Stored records
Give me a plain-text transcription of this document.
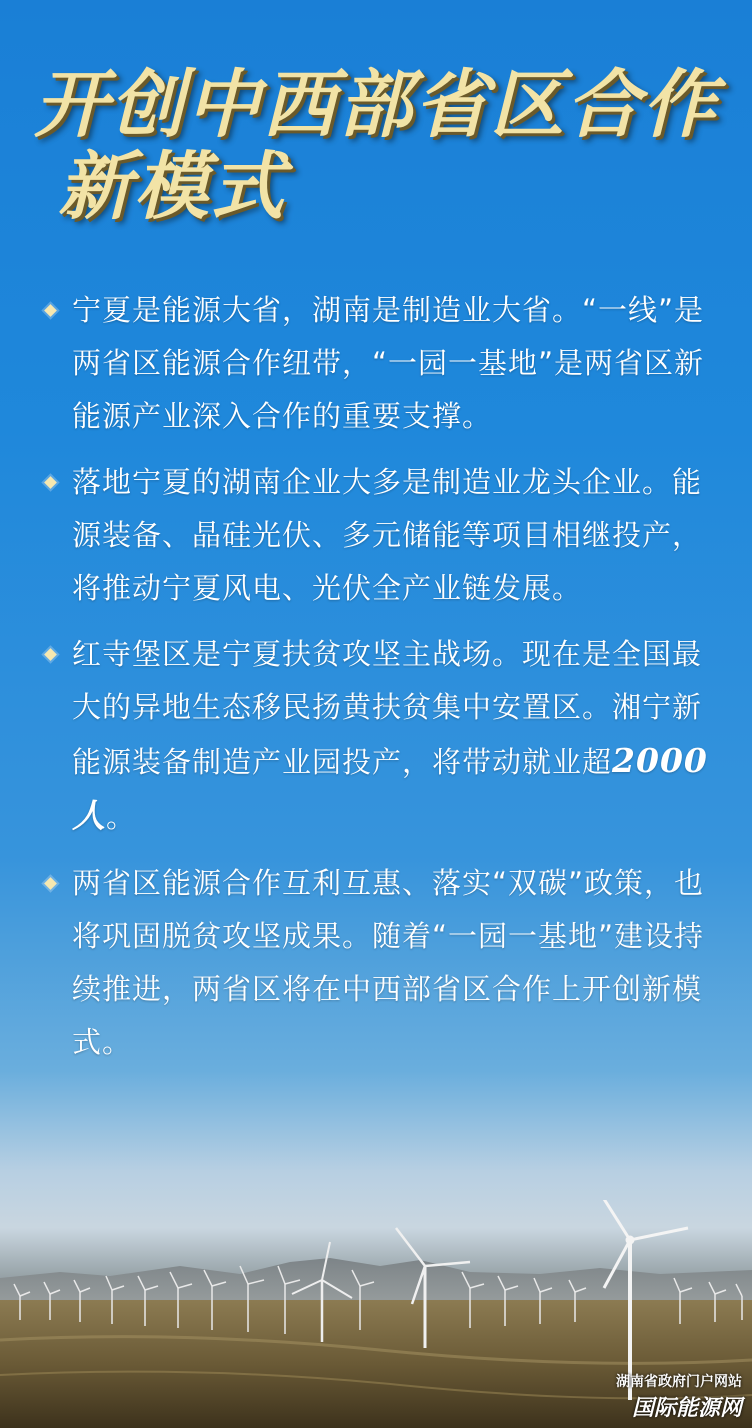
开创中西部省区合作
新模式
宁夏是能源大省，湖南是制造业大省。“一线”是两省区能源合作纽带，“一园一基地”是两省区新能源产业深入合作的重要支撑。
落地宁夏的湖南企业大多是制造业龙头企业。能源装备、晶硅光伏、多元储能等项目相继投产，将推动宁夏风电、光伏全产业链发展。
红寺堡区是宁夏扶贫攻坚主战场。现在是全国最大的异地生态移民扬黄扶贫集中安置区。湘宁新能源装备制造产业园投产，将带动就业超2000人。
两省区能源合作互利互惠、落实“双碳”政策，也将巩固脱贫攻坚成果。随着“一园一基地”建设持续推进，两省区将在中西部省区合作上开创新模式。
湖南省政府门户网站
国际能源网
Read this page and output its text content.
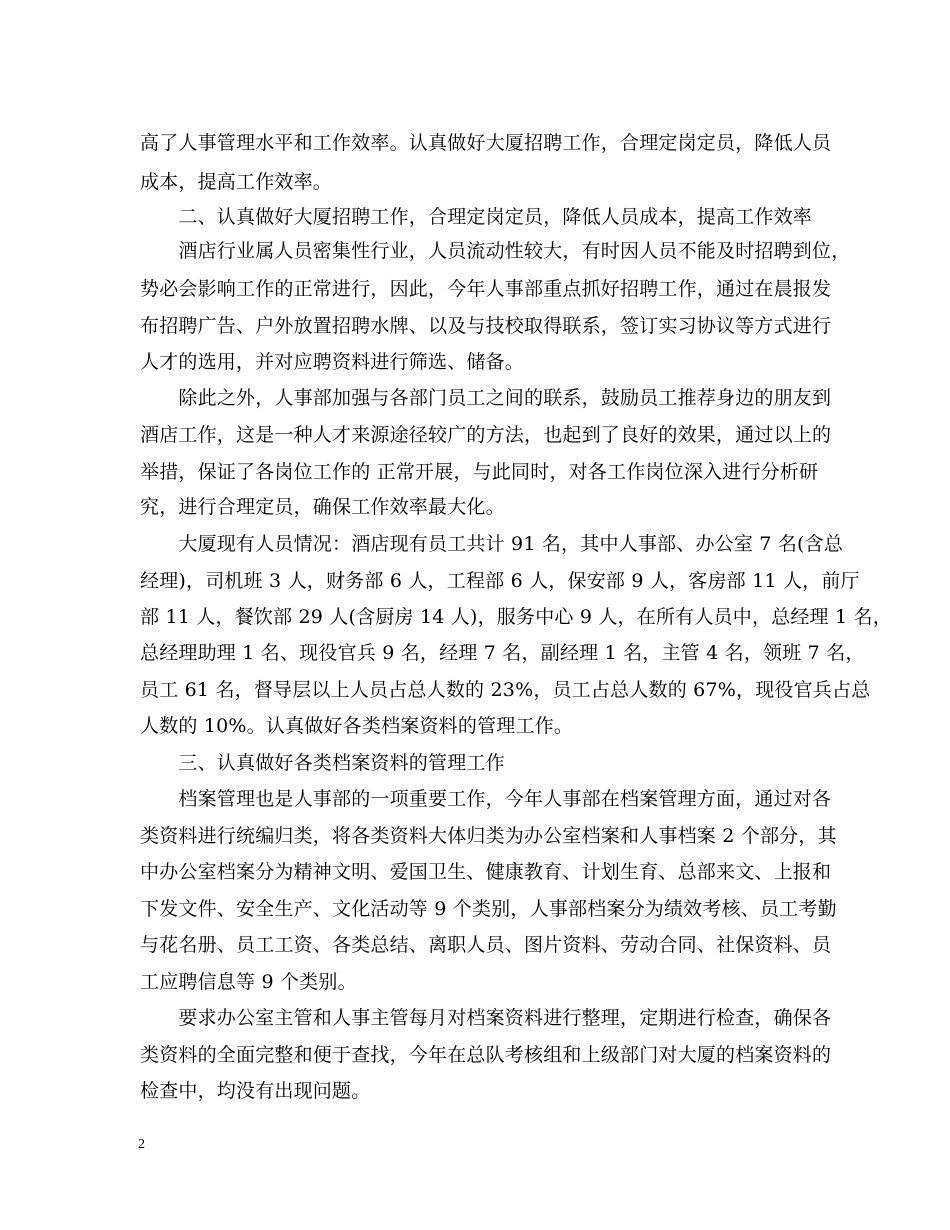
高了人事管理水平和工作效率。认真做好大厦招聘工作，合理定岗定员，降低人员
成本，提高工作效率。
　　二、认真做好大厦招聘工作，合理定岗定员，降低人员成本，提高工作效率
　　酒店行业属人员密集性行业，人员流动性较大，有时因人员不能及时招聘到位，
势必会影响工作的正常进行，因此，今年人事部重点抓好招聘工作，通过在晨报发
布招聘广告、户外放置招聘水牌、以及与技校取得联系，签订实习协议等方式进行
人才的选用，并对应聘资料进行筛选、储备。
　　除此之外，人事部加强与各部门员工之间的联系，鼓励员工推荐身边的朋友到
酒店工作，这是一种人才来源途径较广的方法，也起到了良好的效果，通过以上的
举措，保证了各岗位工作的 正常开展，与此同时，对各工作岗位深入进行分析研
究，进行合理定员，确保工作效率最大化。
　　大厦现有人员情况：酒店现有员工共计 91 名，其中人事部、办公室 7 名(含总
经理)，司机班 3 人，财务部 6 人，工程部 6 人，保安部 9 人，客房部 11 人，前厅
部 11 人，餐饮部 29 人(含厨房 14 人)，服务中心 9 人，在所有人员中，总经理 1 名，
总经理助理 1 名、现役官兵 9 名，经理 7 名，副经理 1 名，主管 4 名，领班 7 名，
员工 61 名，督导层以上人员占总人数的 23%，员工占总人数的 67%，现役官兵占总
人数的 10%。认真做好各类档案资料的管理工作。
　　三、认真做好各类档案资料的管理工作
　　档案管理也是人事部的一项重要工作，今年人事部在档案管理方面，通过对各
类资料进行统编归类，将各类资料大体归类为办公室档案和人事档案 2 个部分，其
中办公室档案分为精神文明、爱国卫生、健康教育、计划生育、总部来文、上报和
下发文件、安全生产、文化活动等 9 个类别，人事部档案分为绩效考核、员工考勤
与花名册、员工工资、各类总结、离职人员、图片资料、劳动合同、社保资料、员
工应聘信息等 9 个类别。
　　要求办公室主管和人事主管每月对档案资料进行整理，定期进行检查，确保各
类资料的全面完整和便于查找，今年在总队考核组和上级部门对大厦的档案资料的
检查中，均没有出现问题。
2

Exercise
Write out the data precisely as given, excluding the pictures.

Reply
Give me a plain-text transcription of this document.
开创中西部省区合作
新模式
宁夏是能源大省，湖南是制造业大省。“一线”是两省区能源合作纽带，“一园一基地”是两省区新能源产业深入合作的重要支撑。
落地宁夏的湖南企业大多是制造业龙头企业。能源装备、晶硅光伏、多元储能等项目相继投产，将推动宁夏风电、光伏全产业链发展。
红寺堡区是宁夏扶贫攻坚主战场。现在是全国最大的异地生态移民扬黄扶贫集中安置区。湘宁新能源装备制造产业园投产，将带动就业超2000人。
两省区能源合作互利互惠、落实“双碳”政策，也将巩固脱贫攻坚成果。随着“一园一基地”建设持续推进，两省区将在中西部省区合作上开创新模式。
湖南省政府门户网站
国际能源网
Read this page and output its text content.
高了人事管理水平和工作效率。认真做好大厦招聘工作，合理定岗定员，降低人员
成本，提高工作效率。
　　二、认真做好大厦招聘工作，合理定岗定员，降低人员成本，提高工作效率
　　酒店行业属人员密集性行业，人员流动性较大，有时因人员不能及时招聘到位，
势必会影响工作的正常进行，因此，今年人事部重点抓好招聘工作，通过在晨报发
布招聘广告、户外放置招聘水牌、以及与技校取得联系，签订实习协议等方式进行
人才的选用，并对应聘资料进行筛选、储备。
　　除此之外，人事部加强与各部门员工之间的联系，鼓励员工推荐身边的朋友到
酒店工作，这是一种人才来源途径较广的方法，也起到了良好的效果，通过以上的
举措，保证了各岗位工作的 正常开展，与此同时，对各工作岗位深入进行分析研
究，进行合理定员，确保工作效率最大化。
　　大厦现有人员情况：酒店现有员工共计 91 名，其中人事部、办公室 7 名(含总
经理)，司机班 3 人，财务部 6 人，工程部 6 人，保安部 9 人，客房部 11 人，前厅
部 11 人，餐饮部 29 人(含厨房 14 人)，服务中心 9 人，在所有人员中，总经理 1 名，
总经理助理 1 名、现役官兵 9 名，经理 7 名，副经理 1 名，主管 4 名，领班 7 名，
员工 61 名，督导层以上人员占总人数的 23%，员工占总人数的 67%，现役官兵占总
人数的 10%。认真做好各类档案资料的管理工作。
　　三、认真做好各类档案资料的管理工作
　　档案管理也是人事部的一项重要工作，今年人事部在档案管理方面，通过对各
类资料进行统编归类，将各类资料大体归类为办公室档案和人事档案 2 个部分，其
中办公室档案分为精神文明、爱国卫生、健康教育、计划生育、总部来文、上报和
下发文件、安全生产、文化活动等 9 个类别，人事部档案分为绩效考核、员工考勤
与花名册、员工工资、各类总结、离职人员、图片资料、劳动合同、社保资料、员
工应聘信息等 9 个类别。
　　要求办公室主管和人事主管每月对档案资料进行整理，定期进行检查，确保各
类资料的全面完整和便于查找，今年在总队考核组和上级部门对大厦的档案资料的
检查中，均没有出现问题。
2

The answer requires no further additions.